__Extracted records__
-- BEGIN --

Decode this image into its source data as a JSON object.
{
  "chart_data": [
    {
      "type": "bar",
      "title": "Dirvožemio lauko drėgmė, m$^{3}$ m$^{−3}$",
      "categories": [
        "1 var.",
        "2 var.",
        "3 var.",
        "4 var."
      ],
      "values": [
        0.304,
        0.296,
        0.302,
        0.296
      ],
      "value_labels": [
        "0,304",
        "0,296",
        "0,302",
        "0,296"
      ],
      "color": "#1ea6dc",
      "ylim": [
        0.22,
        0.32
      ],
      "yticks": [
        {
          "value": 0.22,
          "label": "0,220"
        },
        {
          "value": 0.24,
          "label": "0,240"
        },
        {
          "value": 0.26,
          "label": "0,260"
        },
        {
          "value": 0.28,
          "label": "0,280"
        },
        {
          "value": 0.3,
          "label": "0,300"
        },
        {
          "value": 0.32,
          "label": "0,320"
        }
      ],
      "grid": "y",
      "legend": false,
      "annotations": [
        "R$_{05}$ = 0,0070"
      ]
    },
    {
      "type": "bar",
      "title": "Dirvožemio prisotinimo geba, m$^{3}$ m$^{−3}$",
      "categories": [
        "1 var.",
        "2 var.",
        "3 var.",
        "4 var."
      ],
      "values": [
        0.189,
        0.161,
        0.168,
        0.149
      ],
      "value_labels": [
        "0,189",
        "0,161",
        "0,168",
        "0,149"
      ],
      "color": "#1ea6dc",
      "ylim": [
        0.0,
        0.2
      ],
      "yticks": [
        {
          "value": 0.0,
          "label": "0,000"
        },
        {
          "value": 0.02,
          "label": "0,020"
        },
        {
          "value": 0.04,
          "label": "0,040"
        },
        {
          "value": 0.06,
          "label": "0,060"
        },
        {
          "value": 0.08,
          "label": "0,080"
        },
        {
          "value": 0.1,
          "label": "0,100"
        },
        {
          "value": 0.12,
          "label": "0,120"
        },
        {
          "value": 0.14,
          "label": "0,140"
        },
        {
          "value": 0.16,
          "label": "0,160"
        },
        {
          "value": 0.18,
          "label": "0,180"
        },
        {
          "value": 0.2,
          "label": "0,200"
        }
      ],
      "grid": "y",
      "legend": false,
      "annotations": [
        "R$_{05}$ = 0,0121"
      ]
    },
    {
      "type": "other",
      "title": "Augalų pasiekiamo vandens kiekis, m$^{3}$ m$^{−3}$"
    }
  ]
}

-- END --

__Work to do__
Reproduce the listing shown above in its entirety, exactly.

__Completed exercise__
Decode this image into its source data as a JSON object.
{
  "chart_data": [
    {
      "type": "bar",
      "title": "Dirvožemio lauko drėgmė, m$^{3}$ m$^{−3}$",
      "categories": [
        "1 var.",
        "2 var.",
        "3 var.",
        "4 var."
      ],
      "values": [
        0.304,
        0.296,
        0.302,
        0.296
      ],
      "value_labels": [
        "0,304",
        "0,296",
        "0,302",
        "0,296"
      ],
      "color": "#1ea6dc",
      "ylim": [
        0.22,
        0.32
      ],
      "yticks": [
        {
          "value": 0.22,
          "label": "0,220"
        },
        {
          "value": 0.24,
          "label": "0,240"
        },
        {
          "value": 0.26,
          "label": "0,260"
        },
        {
          "value": 0.28,
          "label": "0,280"
        },
        {
          "value": 0.3,
          "label": "0,300"
        },
        {
          "value": 0.32,
          "label": "0,320"
        }
      ],
      "grid": "y",
      "legend": false,
      "annotations": [
        "R$_{05}$ = 0,0070"
      ]
    },
    {
      "type": "bar",
      "title": "Dirvožemio prisotinimo geba, m$^{3}$ m$^{−3}$",
      "categories": [
        "1 var.",
        "2 var.",
        "3 var.",
        "4 var."
      ],
      "values": [
        0.189,
        0.161,
        0.168,
        0.149
      ],
      "value_labels": [
        "0,189",
        "0,161",
        "0,168",
        "0,149"
      ],
      "color": "#1ea6dc",
      "ylim": [
        0.0,
        0.2
      ],
      "yticks": [
        {
          "value": 0.0,
          "label": "0,000"
        },
        {
          "value": 0.02,
          "label": "0,020"
        },
        {
          "value": 0.04,
          "label": "0,040"
        },
        {
          "value": 0.06,
          "label": "0,060"
        },
        {
          "value": 0.08,
          "label": "0,080"
        },
        {
          "value": 0.1,
          "label": "0,100"
        },
        {
          "value": 0.12,
          "label": "0,120"
        },
        {
          "value": 0.14,
          "label": "0,140"
        },
        {
          "value": 0.16,
          "label": "0,160"
        },
        {
          "value": 0.18,
          "label": "0,180"
        },
        {
          "value": 0.2,
          "label": "0,200"
        }
      ],
      "grid": "y",
      "legend": false,
      "annotations": [
        "R$_{05}$ = 0,0121"
      ]
    },
    {
      "type": "other",
      "title": "Augalų pasiekiamo vandens kiekis, m$^{3}$ m$^{−3}$"
    }
  ]
}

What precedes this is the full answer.